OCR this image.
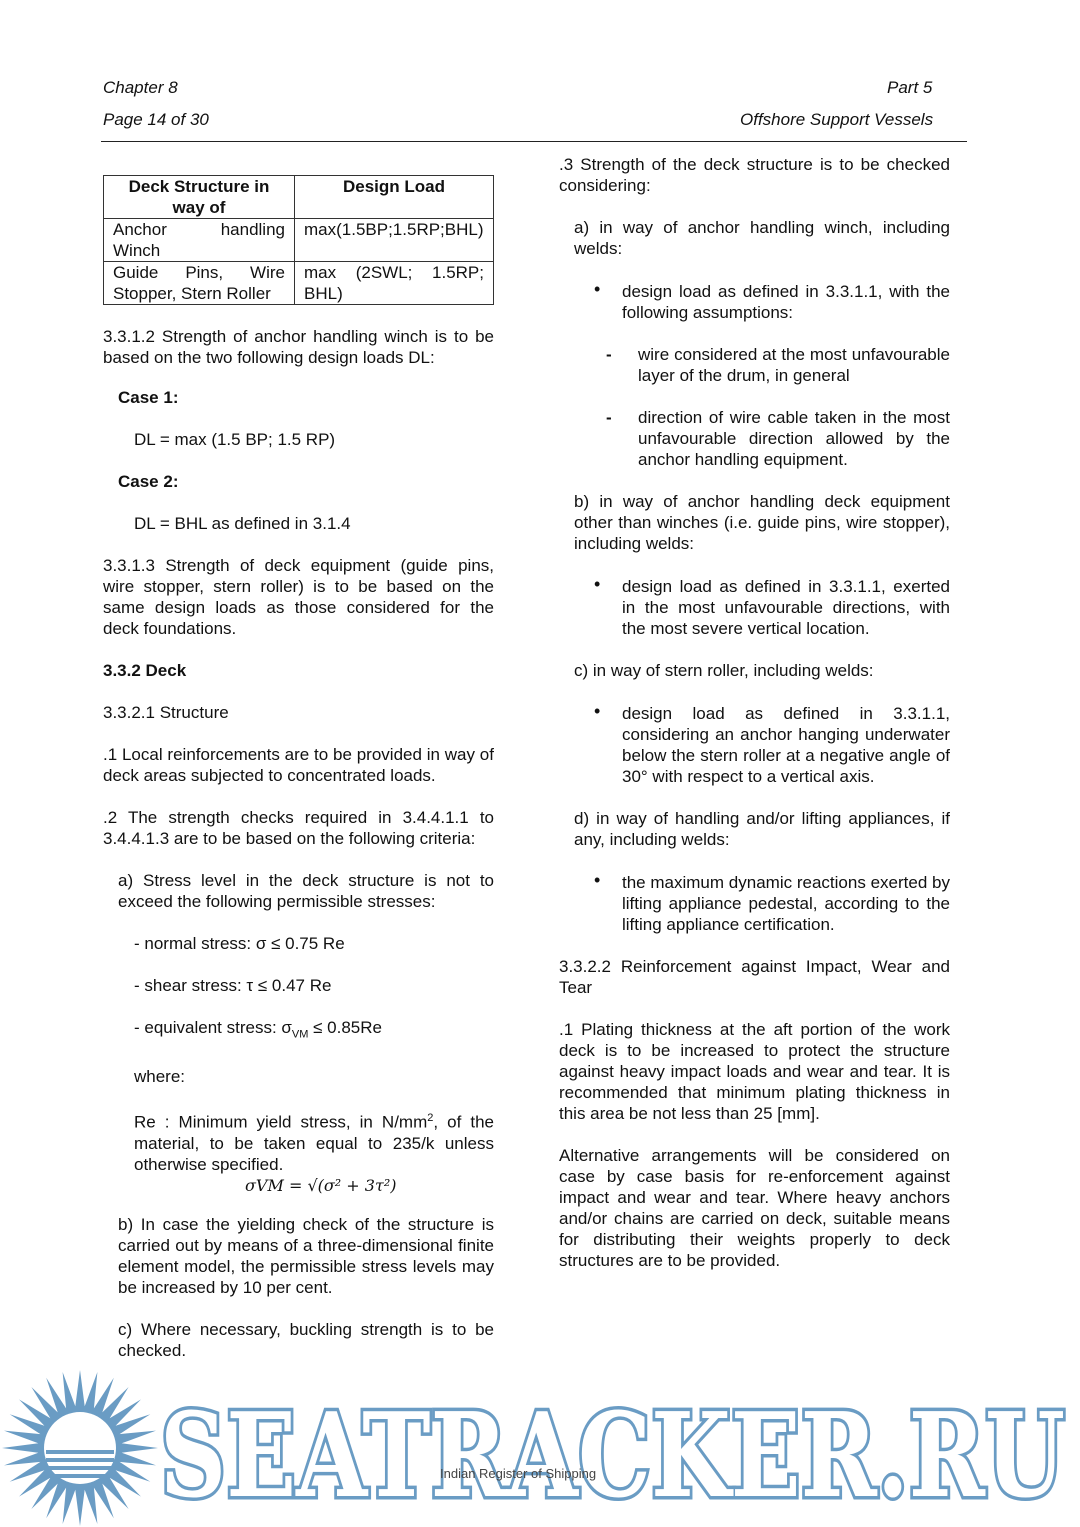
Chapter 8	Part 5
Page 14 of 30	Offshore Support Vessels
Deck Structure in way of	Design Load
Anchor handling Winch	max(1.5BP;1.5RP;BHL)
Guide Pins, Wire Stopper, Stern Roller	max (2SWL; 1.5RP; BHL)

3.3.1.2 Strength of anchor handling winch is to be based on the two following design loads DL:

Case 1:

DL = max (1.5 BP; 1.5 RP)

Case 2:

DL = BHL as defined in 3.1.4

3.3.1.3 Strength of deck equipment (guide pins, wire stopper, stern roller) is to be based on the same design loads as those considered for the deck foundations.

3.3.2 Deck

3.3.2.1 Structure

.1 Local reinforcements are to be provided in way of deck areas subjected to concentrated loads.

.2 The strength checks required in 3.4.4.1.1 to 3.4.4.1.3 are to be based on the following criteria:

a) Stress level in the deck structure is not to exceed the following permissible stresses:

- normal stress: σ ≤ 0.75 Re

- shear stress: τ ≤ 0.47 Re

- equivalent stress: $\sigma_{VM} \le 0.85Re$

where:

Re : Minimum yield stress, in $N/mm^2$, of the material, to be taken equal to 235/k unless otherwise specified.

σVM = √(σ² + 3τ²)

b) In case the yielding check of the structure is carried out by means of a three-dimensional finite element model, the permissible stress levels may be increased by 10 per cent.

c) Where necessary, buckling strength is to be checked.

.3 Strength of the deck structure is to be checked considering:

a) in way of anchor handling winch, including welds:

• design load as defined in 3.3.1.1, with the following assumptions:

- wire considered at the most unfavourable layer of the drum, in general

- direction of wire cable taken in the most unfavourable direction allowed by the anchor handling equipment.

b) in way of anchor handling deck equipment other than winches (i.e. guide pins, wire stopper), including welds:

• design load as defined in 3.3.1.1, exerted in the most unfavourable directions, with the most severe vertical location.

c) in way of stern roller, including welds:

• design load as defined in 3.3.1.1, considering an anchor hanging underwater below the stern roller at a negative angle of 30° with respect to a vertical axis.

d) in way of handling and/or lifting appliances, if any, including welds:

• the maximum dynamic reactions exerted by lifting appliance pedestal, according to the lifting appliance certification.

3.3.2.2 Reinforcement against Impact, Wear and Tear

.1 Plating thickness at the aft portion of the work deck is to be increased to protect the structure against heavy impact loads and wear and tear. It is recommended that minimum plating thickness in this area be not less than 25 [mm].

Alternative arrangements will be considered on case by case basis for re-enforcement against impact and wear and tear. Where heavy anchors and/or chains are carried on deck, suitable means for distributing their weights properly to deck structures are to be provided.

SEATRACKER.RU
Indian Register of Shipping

_Exercise aim_
Repeat the listing verbatim. Skip the pictures.

_Answer for this exercise_
OCR this image.
Chapter 8	Part 5
Page 14 of 30	Offshore Support Vessels
Deck Structure in way of	Design Load
Anchor handling Winch	max(1.5BP;1.5RP;BHL)
Guide Pins, Wire Stopper, Stern Roller	max (2SWL; 1.5RP; BHL)

3.3.1.2 Strength of anchor handling winch is to be based on the two following design loads DL:

Case 1:

DL = max (1.5 BP; 1.5 RP)

Case 2:

DL = BHL as defined in 3.1.4

3.3.1.3 Strength of deck equipment (guide pins, wire stopper, stern roller) is to be based on the same design loads as those considered for the deck foundations.

3.3.2 Deck

3.3.2.1 Structure

.1 Local reinforcements are to be provided in way of deck areas subjected to concentrated loads.

.2 The strength checks required in 3.4.4.1.1 to 3.4.4.1.3 are to be based on the following criteria:

a) Stress level in the deck structure is not to exceed the following permissible stresses:

- normal stress: σ ≤ 0.75 Re

- shear stress: τ ≤ 0.47 Re

- equivalent stress: $\sigma_{VM} \le 0.85Re$

where:

Re : Minimum yield stress, in $N/mm^2$, of the material, to be taken equal to 235/k unless otherwise specified.

σVM = √(σ² + 3τ²)

b) In case the yielding check of the structure is carried out by means of a three-dimensional finite element model, the permissible stress levels may be increased by 10 per cent.

c) Where necessary, buckling strength is to be checked.

.3 Strength of the deck structure is to be checked considering:

a) in way of anchor handling winch, including welds:

• design load as defined in 3.3.1.1, with the following assumptions:

- wire considered at the most unfavourable layer of the drum, in general

- direction of wire cable taken in the most unfavourable direction allowed by the anchor handling equipment.

b) in way of anchor handling deck equipment other than winches (i.e. guide pins, wire stopper), including welds:

• design load as defined in 3.3.1.1, exerted in the most unfavourable directions, with the most severe vertical location.

c) in way of stern roller, including welds:

• design load as defined in 3.3.1.1, considering an anchor hanging underwater below the stern roller at a negative angle of 30° with respect to a vertical axis.

d) in way of handling and/or lifting appliances, if any, including welds:

• the maximum dynamic reactions exerted by lifting appliance pedestal, according to the lifting appliance certification.

3.3.2.2 Reinforcement against Impact, Wear and Tear

.1 Plating thickness at the aft portion of the work deck is to be increased to protect the structure against heavy impact loads and wear and tear. It is recommended that minimum plating thickness in this area be not less than 25 [mm].

Alternative arrangements will be considered on case by case basis for re-enforcement against impact and wear and tear. Where heavy anchors and/or chains are carried on deck, suitable means for distributing their weights properly to deck structures are to be provided.

SEATRACKER.RU
Indian Register of Shipping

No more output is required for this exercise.